» **GIVEN PROBLEM**: Copy all the material that follows, keeping every character the same.

(Stored records)
· · · · ·
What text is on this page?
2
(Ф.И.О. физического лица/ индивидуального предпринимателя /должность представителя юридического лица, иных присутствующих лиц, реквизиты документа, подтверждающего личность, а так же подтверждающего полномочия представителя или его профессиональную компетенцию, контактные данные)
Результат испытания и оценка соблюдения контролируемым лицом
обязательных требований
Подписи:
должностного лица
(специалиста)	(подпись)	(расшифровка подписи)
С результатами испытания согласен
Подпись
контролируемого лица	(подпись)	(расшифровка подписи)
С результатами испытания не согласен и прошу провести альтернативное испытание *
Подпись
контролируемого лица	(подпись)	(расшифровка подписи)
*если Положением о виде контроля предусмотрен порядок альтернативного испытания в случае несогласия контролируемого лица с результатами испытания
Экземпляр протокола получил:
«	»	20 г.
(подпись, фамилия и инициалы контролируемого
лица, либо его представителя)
· · · · ·
» **RESPONSE**:
What text is on this page?
2
(Ф.И.О. физического лица/ индивидуального предпринимателя /должность представителя юридического лица, иных присутствующих лиц, реквизиты документа, подтверждающего личность, а так же подтверждающего полномочия представителя или его профессиональную компетенцию, контактные данные)
Результат испытания и оценка соблюдения контролируемым лицом
обязательных требований
Подписи:
должностного лица
(специалиста)	(подпись)	(расшифровка подписи)
С результатами испытания согласен
Подпись
контролируемого лица	(подпись)	(расшифровка подписи)
С результатами испытания не согласен и прошу провести альтернативное испытание *
Подпись
контролируемого лица	(подпись)	(расшифровка подписи)
*если Положением о виде контроля предусмотрен порядок альтернативного испытания в случае несогласия контролируемого лица с результатами испытания
Экземпляр протокола получил:
«	»	20 г.
(подпись, фамилия и инициалы контролируемого
лица, либо его представителя)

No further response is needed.